■ Document segment
-- start --

ANNEX NEWS

A Bird of Paradise at Home

Staged Self-Portraits, Erased Histories and the Recasting of the American Dream

December 2nd, 2025 | By Jorge Rodriguez (R10)

Self-portrait, digital collage from the project titled ALLEGORIA by artist Omar Victor Diop.The bird of paradise in its own paradise.

Senegalese photographer Omar Victor Diop has received the Royal Photographic Society (RPS) Award for Achievement in the Art of Photography. It is a distinction granted each year to an artist in recognition of a notable personal achievement in the art of photography or moving image. It is not a lifetime award, but a prize for a group of works or for a particularly significant result. Diop combines staged portraiture, historical references and questions of identity and representation. Institutions such as the Fondation Louis Vuitton and the Brooklyn Museum have exhibited his work in the past. After starting out in landscape and fashion, he has moved towards a line of work more closely linked to self-portraiture and art in a broader sense. His project Being There, created in collaboration with Lee Shulman, was named Book of the Year at the AP Awards. The series digitally inserts the artist himself —dressed in period clothing— into old domestic images of white American families taken during the years of segregation. The originals come from the archive of The Anonymous Project, centred on slides of the white middle class. His sudden presence in scenes of family meals, holidays and celebrations quietly subverts that imaginary by introducing a Black body where it was never allowed to be, forcing us to reconsider who appeared —and who was left out— of the visual representation of what came to be called the “American Dream”.

Beyond the news item, I am interested in a broader tendency I keep noticing in photography coming from what used to be called the Third World, or from the periphery. I see a mode of self-representation that dispenses with victimhood and with naïve epic. There is a clear will to decide how one wants to be seen, as if illustrating a self-authored mythology. Once again, the birds take part in the harmless side of the staging and at the same time seem to act as natural extensions of the multiplied body. They speak of what is delicate, rare, protected in its beauty and, of course, of fragility and of a flight held in reserve.

This self-portrait from 2014 is based on a painting by Jaspar Beckx, c 1643, where he depicts himself as its subject, Don Miguel de Castro, emissary of Congo.
Don Miguel de Castro and two servants arrived as part of a delegation sent by the ruler of Sonho, a province of Congo, via Brazil to the Netherlands. One objective of the journey was to find a resolution to an internal conflict in Congo. Original painting attributed to Jaspar Beck or Albert Eckout.

-- end --

(Element and region data)
-- start --

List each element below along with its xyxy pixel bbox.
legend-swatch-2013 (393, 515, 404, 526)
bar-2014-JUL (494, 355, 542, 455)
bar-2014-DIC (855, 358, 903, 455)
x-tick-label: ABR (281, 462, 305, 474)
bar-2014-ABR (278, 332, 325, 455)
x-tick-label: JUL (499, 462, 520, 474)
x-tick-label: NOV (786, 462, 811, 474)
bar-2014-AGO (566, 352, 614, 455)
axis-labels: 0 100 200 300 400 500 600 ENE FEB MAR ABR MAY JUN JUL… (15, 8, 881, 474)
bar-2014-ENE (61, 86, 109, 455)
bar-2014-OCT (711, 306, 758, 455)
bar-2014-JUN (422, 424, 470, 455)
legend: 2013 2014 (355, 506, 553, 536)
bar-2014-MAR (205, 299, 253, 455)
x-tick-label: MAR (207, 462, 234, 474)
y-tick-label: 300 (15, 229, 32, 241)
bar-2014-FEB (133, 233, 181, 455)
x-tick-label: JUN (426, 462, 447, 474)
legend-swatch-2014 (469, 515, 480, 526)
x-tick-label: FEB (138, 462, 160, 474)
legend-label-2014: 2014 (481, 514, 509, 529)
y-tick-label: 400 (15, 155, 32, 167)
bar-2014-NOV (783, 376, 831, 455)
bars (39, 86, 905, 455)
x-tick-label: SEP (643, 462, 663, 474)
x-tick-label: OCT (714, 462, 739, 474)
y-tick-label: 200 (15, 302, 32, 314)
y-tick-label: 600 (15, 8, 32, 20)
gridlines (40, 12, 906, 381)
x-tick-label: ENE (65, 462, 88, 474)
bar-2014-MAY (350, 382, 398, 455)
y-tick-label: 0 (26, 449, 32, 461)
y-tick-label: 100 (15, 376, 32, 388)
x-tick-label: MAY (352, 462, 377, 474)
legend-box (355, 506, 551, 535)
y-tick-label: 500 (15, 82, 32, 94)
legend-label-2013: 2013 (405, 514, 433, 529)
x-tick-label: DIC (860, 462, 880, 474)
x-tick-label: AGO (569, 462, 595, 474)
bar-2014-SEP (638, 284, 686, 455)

-- end --

■ Required tasks
1. Copy the rows verbatim, starting with the first row and ending with the row that contains "x-tick-label: FEB (138, 462, 160, 474)", both included.
2. Resume the article on Omar Victor Diop's staged self-portraits, picking up after its final sentence.
The article and the rows are unrelated to each other.

■ Answer set
1.
List each element below along with its xyxy pixel bbox.
legend-swatch-2013 (393, 515, 404, 526)
bar-2014-JUL (494, 355, 542, 455)
bar-2014-DIC (855, 358, 903, 455)
x-tick-label: ABR (281, 462, 305, 474)
bar-2014-ABR (278, 332, 325, 455)
x-tick-label: JUL (499, 462, 520, 474)
x-tick-label: NOV (786, 462, 811, 474)
bar-2014-AGO (566, 352, 614, 455)
axis-labels: 0 100 200 300 400 500 600 ENE FEB MAR ABR MAY JUN JUL… (15, 8, 881, 474)
bar-2014-ENE (61, 86, 109, 455)
bar-2014-OCT (711, 306, 758, 455)
bar-2014-JUN (422, 424, 470, 455)
legend: 2013 2014 (355, 506, 553, 536)
bar-2014-MAR (205, 299, 253, 455)
x-tick-label: MAR (207, 462, 234, 474)
y-tick-label: 300 (15, 229, 32, 241)
bar-2014-FEB (133, 233, 181, 455)
x-tick-label: JUN (426, 462, 447, 474)
legend-swatch-2014 (469, 515, 480, 526)
x-tick-label: FEB (138, 462, 160, 474)

2.
If there is tension here, it is almost imperceptible, somewhere between playfulness and solemnity. The mise-en-scène asks us to take the gesture seriously: the identitarian allegory, the declaration of belonging, the thread of cultural memory. The impression is of an author who knows he is being scrutinised by the cautious enthusiasm of Western art. Instead of entering someone else’s narrative, he builds his own stage and stands at its centre, calm, unhurried, asking no permission. This is the third time in two months that I encounter statements of this kind. What strikes me is that, although the work never abandons the codes of exotism —saturated colours, textiles, almost unreal birds, flowers and broad tropical leaves swollen with chlorophyll— these elements are orchestrated in a highly personal way, with a deliberately artificial touch. The result is that exotism reads more as quotation than as submission.

At the same time, the image has the aesthetic presence required by global luxury editorials. The references to “African” motifs, associated with the “Global South”, suggest a claim to the right to produce sophisticated images —using one’s own identifying elements— within the repertoire of the so-called First World. Once again, the only prerequisite is a basic, unadorned humility: to show up on equal terms, nothing more.

In the next piece, another of the award-winning artists, also very much worth watching.

A reinvented narrative of Black history: this is how Omar Victor Diop defines his series Liberty. Blending self-portraits and staged images, the Senegalese artist revisits, without lamentation, key episodes in Black protest. This body of work was exhibited in 2017 at the La Gacilly Festival in Brittany (Morbihan).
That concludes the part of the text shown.